GOAL OF THE EXERCISE => Please quote every line word for word.

_ _ _

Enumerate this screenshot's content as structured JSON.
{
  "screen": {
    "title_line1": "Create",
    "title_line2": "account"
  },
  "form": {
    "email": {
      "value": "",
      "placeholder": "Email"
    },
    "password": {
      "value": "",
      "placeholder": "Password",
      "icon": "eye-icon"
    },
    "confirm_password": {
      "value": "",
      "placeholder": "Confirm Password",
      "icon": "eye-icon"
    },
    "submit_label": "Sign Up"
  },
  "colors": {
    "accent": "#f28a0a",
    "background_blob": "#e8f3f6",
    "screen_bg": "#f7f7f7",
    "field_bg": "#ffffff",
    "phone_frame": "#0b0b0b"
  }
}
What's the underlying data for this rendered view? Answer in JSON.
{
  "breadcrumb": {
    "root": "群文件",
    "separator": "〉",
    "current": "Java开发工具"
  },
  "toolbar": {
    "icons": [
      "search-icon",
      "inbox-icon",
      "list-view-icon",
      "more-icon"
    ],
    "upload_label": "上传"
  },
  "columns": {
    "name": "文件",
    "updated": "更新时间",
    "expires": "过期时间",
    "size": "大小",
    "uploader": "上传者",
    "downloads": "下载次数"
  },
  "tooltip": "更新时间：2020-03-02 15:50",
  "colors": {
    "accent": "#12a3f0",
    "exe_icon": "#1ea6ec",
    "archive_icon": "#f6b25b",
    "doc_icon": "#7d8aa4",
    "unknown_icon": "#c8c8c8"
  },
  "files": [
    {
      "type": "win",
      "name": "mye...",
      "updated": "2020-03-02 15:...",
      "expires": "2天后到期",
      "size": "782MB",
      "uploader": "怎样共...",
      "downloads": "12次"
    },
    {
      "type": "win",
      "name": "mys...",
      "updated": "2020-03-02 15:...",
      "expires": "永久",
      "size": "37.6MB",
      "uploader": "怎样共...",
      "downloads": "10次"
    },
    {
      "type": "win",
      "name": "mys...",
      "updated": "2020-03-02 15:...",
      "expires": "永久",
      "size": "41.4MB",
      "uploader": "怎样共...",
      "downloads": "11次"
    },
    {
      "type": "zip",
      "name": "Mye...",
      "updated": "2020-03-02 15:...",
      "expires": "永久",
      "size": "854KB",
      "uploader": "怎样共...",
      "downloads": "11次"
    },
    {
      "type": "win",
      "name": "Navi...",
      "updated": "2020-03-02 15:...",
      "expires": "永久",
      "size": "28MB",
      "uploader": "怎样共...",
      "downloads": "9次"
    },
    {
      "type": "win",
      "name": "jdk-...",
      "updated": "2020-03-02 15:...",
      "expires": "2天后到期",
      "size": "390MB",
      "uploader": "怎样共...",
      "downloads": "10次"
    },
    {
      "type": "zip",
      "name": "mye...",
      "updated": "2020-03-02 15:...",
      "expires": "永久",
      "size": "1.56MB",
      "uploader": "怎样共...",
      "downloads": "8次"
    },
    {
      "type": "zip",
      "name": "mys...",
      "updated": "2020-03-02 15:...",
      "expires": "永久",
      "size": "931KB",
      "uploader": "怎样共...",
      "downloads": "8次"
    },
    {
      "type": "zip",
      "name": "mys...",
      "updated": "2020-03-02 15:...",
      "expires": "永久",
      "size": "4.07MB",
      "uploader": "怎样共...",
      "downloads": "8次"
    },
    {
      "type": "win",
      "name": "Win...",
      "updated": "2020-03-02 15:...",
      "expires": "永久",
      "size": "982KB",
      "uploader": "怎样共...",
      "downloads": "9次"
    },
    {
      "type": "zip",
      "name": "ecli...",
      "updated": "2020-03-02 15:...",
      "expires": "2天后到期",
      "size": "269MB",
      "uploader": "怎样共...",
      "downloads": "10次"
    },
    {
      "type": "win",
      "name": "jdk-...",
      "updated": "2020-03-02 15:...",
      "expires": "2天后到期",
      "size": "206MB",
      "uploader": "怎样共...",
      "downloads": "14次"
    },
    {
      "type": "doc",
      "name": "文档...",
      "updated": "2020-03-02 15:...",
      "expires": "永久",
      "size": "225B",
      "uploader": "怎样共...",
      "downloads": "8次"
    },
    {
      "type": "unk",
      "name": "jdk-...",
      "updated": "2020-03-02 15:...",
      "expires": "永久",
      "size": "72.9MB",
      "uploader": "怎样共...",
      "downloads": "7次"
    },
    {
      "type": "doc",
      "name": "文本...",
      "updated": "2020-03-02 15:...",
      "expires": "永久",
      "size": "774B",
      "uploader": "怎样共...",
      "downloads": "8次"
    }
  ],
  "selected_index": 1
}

_ _ _

REPLY TO THE EXERCISE =>
Enumerate this screenshot's content as structured JSON.
{
  "screen": {
    "title_line1": "Create",
    "title_line2": "account"
  },
  "form": {
    "email": {
      "value": "",
      "placeholder": "Email"
    },
    "password": {
      "value": "",
      "placeholder": "Password",
      "icon": "eye-icon"
    },
    "confirm_password": {
      "value": "",
      "placeholder": "Confirm Password",
      "icon": "eye-icon"
    },
    "submit_label": "Sign Up"
  },
  "colors": {
    "accent": "#f28a0a",
    "background_blob": "#e8f3f6",
    "screen_bg": "#f7f7f7",
    "field_bg": "#ffffff",
    "phone_frame": "#0b0b0b"
  }
}
What's the underlying data for this rendered view? Answer in JSON.
{
  "breadcrumb": {
    "root": "群文件",
    "separator": "〉",
    "current": "Java开发工具"
  },
  "toolbar": {
    "icons": [
      "search-icon",
      "inbox-icon",
      "list-view-icon",
      "more-icon"
    ],
    "upload_label": "上传"
  },
  "columns": {
    "name": "文件",
    "updated": "更新时间",
    "expires": "过期时间",
    "size": "大小",
    "uploader": "上传者",
    "downloads": "下载次数"
  },
  "tooltip": "更新时间：2020-03-02 15:50",
  "colors": {
    "accent": "#12a3f0",
    "exe_icon": "#1ea6ec",
    "archive_icon": "#f6b25b",
    "doc_icon": "#7d8aa4",
    "unknown_icon": "#c8c8c8"
  },
  "files": [
    {
      "type": "win",
      "name": "mye...",
      "updated": "2020-03-02 15:...",
      "expires": "2天后到期",
      "size": "782MB",
      "uploader": "怎样共...",
      "downloads": "12次"
    },
    {
      "type": "win",
      "name": "mys...",
      "updated": "2020-03-02 15:...",
      "expires": "永久",
      "size": "37.6MB",
      "uploader": "怎样共...",
      "downloads": "10次"
    },
    {
      "type": "win",
      "name": "mys...",
      "updated": "2020-03-02 15:...",
      "expires": "永久",
      "size": "41.4MB",
      "uploader": "怎样共...",
      "downloads": "11次"
    },
    {
      "type": "zip",
      "name": "Mye...",
      "updated": "2020-03-02 15:...",
      "expires": "永久",
      "size": "854KB",
      "uploader": "怎样共...",
      "downloads": "11次"
    },
    {
      "type": "win",
      "name": "Navi...",
      "updated": "2020-03-02 15:...",
      "expires": "永久",
      "size": "28MB",
      "uploader": "怎样共...",
      "downloads": "9次"
    },
    {
      "type": "win",
      "name": "jdk-...",
      "updated": "2020-03-02 15:...",
      "expires": "2天后到期",
      "size": "390MB",
      "uploader": "怎样共...",
      "downloads": "10次"
    },
    {
      "type": "zip",
      "name": "mye...",
      "updated": "2020-03-02 15:...",
      "expires": "永久",
      "size": "1.56MB",
      "uploader": "怎样共...",
      "downloads": "8次"
    },
    {
      "type": "zip",
      "name": "mys...",
      "updated": "2020-03-02 15:...",
      "expires": "永久",
      "size": "931KB",
      "uploader": "怎样共...",
      "downloads": "8次"
    },
    {
      "type": "zip",
      "name": "mys...",
      "updated": "2020-03-02 15:...",
      "expires": "永久",
      "size": "4.07MB",
      "uploader": "怎样共...",
      "downloads": "8次"
    },
    {
      "type": "win",
      "name": "Win...",
      "updated": "2020-03-02 15:...",
      "expires": "永久",
      "size": "982KB",
      "uploader": "怎样共...",
      "downloads": "9次"
    },
    {
      "type": "zip",
      "name": "ecli...",
      "updated": "2020-03-02 15:...",
      "expires": "2天后到期",
      "size": "269MB",
      "uploader": "怎样共...",
      "downloads": "10次"
    },
    {
      "type": "win",
      "name": "jdk-...",
      "updated": "2020-03-02 15:...",
      "expires": "2天后到期",
      "size": "206MB",
      "uploader": "怎样共...",
      "downloads": "14次"
    },
    {
      "type": "doc",
      "name": "文档...",
      "updated": "2020-03-02 15:...",
      "expires": "永久",
      "size": "225B",
      "uploader": "怎样共...",
      "downloads": "8次"
    },
    {
      "type": "unk",
      "name": "jdk-...",
      "updated": "2020-03-02 15:...",
      "expires": "永久",
      "size": "72.9MB",
      "uploader": "怎样共...",
      "downloads": "7次"
    },
    {
      "type": "doc",
      "name": "文本...",
      "updated": "2020-03-02 15:...",
      "expires": "永久",
      "size": "774B",
      "uploader": "怎样共...",
      "downloads": "8次"
    }
  ],
  "selected_index": 1
}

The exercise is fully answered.